Ich unternahm darauf die Aufgrabung des Grundes unter dem mittlern Gewölbe des nördlichen Kreuzschiffes, wo die Wappenziegel lagen, welche freilich wiederholt anders geordnet sind, aber doch noch ungefähr in demselben Raume lagen, wohin sie ursprünglich gelegt waren. Hier fand ich in verschiedenen Schichten über einander, etwa 1 Fuß über einander, viele Gerippe, dicht an einander gelegt, im Sande liegen. Ich störte diese nicht weiter, sondern ging in der Mitte unter dem Gewölbe, wo ich keine Leichen, sondern nur reine Erde ohne Schutt fand, weiter in die Tiefe, bis ich grade in der Mitte des Kapellenraumes 4 Fuß tief unter dem Fußboden der Kirche auf altes Mauerwerk stieß, und in diesem das Grab Pribislav's zu vermuthen Ursache hatte.

□ □ □ □ □ □ □

AUFGABE A: Wie tief unter dem Fußboden der Kirche stieß man laut dem Textauszug auf altes Mauerwerk?
Textauszug und Auflistung stammen aus verschiedenen Quellen.

□ □ □ □ □ □ □

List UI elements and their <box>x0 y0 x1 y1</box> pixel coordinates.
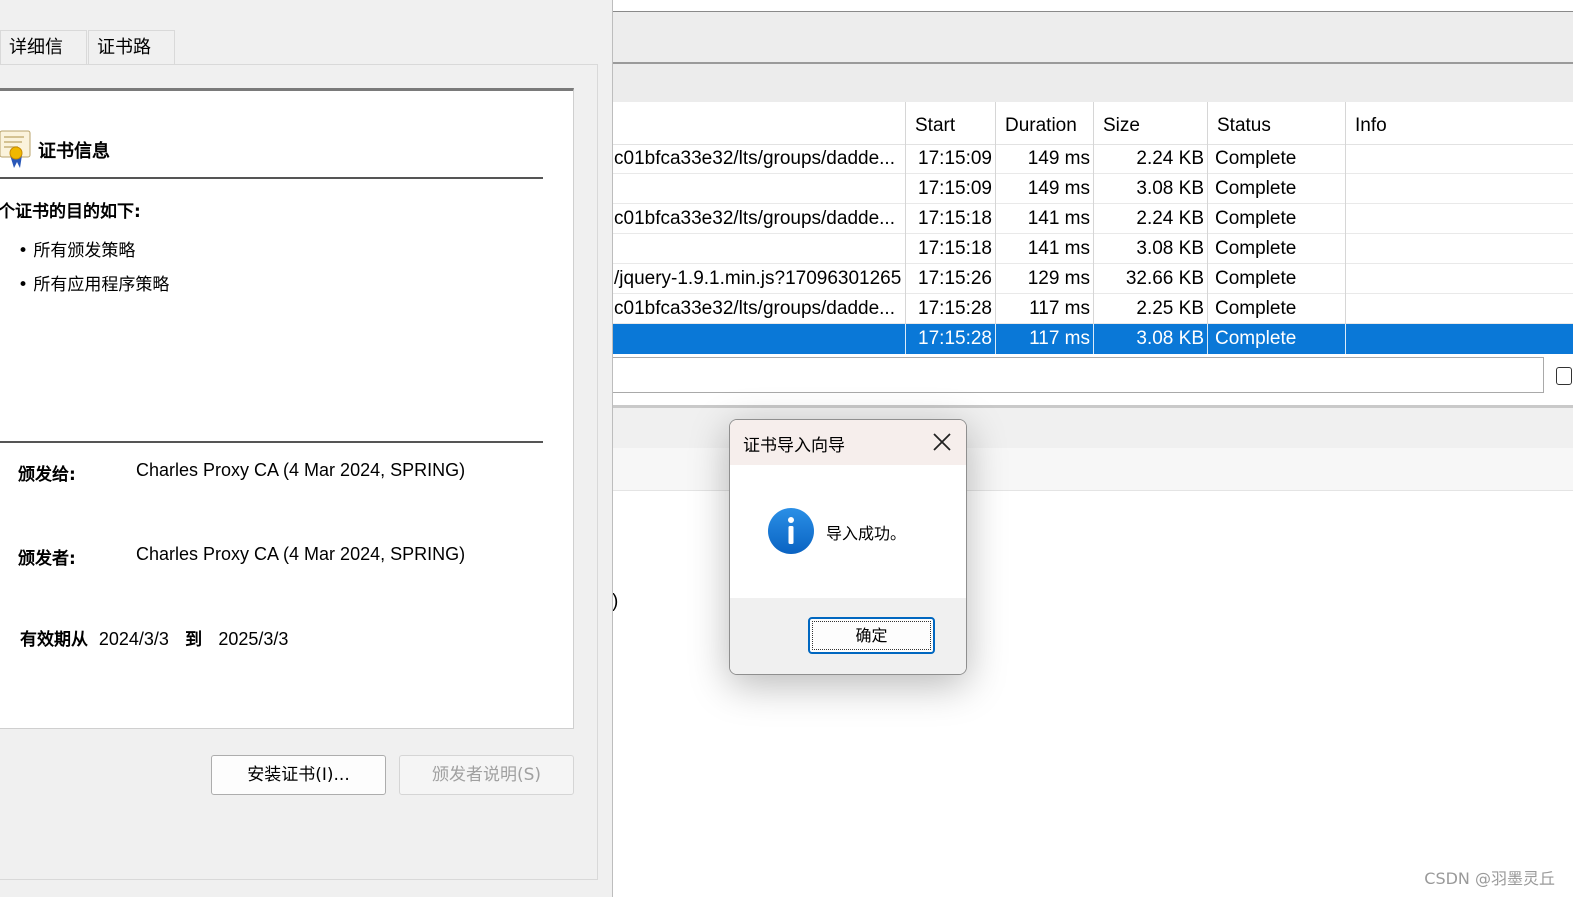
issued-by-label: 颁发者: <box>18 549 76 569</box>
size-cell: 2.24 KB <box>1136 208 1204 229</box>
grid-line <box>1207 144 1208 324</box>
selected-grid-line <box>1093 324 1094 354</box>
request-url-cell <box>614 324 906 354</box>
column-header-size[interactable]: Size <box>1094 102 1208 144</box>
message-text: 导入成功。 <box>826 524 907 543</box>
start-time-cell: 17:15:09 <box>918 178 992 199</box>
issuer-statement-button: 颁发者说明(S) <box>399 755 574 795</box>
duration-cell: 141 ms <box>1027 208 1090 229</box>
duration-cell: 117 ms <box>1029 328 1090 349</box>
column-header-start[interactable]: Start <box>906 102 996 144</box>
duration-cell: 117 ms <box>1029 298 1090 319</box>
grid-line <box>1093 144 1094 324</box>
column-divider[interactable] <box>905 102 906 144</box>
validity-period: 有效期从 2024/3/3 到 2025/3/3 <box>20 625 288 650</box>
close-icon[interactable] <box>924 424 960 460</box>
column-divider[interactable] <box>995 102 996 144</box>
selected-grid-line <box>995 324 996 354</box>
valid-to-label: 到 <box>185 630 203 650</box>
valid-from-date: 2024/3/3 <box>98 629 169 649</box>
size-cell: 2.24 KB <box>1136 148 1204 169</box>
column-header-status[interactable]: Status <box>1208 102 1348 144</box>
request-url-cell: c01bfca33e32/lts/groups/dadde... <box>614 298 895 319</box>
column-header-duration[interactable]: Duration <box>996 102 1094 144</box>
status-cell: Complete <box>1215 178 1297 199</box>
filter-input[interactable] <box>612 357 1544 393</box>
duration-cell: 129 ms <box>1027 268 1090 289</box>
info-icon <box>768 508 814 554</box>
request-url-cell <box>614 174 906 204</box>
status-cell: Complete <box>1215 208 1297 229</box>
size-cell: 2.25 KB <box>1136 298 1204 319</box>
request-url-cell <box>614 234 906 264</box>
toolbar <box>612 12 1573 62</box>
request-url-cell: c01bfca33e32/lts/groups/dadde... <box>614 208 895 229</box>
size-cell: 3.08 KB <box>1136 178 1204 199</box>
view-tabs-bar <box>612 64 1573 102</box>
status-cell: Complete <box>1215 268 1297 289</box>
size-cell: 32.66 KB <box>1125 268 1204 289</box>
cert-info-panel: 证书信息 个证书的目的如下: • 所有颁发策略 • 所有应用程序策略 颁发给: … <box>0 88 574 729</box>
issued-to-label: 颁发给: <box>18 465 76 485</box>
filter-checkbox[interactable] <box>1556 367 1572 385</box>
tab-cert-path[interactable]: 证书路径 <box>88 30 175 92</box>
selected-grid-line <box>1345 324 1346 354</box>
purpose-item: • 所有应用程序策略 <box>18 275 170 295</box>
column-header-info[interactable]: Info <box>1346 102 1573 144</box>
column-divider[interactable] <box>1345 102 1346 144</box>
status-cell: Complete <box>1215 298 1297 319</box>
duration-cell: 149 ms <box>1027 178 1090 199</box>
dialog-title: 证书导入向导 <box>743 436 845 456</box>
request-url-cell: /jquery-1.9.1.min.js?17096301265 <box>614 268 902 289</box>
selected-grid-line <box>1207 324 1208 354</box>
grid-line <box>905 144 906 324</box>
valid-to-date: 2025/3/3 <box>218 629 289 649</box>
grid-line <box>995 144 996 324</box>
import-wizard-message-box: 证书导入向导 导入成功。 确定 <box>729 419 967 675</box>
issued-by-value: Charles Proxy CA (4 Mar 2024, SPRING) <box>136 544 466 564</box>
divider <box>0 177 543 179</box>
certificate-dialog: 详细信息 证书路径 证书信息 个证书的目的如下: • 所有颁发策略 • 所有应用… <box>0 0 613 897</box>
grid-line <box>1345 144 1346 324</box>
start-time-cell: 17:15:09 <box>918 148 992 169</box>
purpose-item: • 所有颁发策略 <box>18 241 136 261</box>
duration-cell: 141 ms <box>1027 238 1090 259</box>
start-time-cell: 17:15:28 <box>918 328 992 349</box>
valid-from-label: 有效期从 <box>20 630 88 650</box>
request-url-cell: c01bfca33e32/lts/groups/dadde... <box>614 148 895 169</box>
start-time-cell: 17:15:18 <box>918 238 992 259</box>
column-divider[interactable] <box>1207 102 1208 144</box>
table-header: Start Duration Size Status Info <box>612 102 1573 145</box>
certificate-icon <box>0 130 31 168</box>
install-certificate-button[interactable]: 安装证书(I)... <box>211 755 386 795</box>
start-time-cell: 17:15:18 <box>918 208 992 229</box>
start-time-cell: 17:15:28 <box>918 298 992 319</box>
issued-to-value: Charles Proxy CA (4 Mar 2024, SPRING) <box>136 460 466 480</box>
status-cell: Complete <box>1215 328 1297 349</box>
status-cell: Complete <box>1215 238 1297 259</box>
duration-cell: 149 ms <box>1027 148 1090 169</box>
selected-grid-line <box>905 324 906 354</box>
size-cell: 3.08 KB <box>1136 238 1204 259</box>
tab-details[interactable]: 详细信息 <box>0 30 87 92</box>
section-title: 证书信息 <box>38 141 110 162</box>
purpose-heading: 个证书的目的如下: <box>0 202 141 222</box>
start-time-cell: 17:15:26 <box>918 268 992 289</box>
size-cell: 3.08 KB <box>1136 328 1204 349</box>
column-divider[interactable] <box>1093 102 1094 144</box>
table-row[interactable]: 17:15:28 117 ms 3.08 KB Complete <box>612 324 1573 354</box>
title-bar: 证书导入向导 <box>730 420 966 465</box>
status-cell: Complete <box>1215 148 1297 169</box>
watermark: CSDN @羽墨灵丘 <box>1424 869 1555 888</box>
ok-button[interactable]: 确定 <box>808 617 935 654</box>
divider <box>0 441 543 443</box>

□ □ □ □ □ □ □

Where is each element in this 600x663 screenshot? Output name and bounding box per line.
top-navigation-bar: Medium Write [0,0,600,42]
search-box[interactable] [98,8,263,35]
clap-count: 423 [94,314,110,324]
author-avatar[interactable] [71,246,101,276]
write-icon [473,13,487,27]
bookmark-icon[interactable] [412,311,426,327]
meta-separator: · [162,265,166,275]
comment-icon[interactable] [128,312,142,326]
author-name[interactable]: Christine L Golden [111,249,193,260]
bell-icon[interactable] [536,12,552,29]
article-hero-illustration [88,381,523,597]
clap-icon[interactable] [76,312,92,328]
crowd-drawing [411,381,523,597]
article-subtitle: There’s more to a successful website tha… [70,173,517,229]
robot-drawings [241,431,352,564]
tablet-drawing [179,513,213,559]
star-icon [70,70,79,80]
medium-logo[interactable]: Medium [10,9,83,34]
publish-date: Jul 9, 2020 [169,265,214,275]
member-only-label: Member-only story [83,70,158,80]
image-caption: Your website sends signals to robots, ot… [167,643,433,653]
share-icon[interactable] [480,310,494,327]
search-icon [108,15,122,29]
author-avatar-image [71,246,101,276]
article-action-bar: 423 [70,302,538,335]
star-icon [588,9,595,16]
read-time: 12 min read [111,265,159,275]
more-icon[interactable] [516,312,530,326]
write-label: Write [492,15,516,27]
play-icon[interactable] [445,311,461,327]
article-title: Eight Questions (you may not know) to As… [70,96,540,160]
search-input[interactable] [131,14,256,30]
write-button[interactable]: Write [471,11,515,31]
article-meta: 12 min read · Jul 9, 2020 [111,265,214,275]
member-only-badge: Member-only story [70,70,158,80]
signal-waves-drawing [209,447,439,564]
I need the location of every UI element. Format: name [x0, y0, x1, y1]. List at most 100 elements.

□ □ □ □ □ □ □

AUFGABE B: Ersetze in der Auflistung "Output" durch "Return", und zwar in den Zeilen zwischen der Zeile mit "Where is each" und der Zeile mit "bell-icon[interactable] [536,12,552,29]", beide eingeschlossen. Gib nur diese Zeilen zurück, sonst unverändert.

VOLLSTÄNDIGE ANTWORT A: 4 Fuß tief unter dem Fußboden der Kirche.

VOLLSTÄNDIGE ANTWORT B:
Where is each element in this 600x663 screenshot? Return name and bounding box per line.
top-navigation-bar: Medium Write [0,0,600,42]
search-box[interactable] [98,8,263,35]
clap-count: 423 [94,314,110,324]
author-avatar[interactable] [71,246,101,276]
write-icon [473,13,487,27]
bookmark-icon[interactable] [412,311,426,327]
meta-separator: · [162,265,166,275]
comment-icon[interactable] [128,312,142,326]
author-name[interactable]: Christine L Golden [111,249,193,260]
bell-icon[interactable] [536,12,552,29]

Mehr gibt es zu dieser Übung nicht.